[START LISTED RECORDS]

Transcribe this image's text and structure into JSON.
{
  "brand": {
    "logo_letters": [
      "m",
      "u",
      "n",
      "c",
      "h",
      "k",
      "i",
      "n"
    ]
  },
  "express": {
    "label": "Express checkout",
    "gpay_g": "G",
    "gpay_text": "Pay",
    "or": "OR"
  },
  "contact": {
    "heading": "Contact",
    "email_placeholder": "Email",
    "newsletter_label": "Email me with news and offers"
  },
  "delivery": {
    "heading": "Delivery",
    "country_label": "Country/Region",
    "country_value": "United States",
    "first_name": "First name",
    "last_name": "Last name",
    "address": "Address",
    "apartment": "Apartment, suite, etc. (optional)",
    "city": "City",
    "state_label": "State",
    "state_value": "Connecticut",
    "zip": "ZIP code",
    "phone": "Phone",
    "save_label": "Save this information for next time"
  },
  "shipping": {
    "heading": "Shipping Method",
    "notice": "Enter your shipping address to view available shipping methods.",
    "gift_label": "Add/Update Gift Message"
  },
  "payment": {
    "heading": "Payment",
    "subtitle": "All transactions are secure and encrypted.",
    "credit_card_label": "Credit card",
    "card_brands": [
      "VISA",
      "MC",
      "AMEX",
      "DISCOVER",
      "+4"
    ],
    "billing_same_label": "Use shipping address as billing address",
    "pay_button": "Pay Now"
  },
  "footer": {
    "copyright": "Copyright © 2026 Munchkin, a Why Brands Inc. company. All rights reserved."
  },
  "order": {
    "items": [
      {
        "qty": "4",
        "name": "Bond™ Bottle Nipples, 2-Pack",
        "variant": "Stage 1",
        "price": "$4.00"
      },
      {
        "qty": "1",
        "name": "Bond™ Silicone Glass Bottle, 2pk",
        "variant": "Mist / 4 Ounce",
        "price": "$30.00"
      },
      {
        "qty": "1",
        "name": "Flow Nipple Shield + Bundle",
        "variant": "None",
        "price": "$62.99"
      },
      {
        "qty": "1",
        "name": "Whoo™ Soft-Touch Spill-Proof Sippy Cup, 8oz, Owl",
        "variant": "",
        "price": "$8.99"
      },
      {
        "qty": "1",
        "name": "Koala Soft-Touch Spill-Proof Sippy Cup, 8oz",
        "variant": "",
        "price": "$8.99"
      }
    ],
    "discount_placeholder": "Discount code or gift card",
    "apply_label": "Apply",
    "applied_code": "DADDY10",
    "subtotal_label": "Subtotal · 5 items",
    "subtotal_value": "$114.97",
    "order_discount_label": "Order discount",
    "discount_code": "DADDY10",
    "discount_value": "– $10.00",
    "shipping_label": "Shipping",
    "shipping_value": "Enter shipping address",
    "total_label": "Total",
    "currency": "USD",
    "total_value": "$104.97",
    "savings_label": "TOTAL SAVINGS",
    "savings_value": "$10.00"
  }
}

[END LISTED RECORDS]

**TASK:**
Find the lines holding "Email" and list every one.

**RESULT OF THE EXERCISE:**
    "email_placeholder": "Email",
    "newsletter_label": "Email me with news and offers"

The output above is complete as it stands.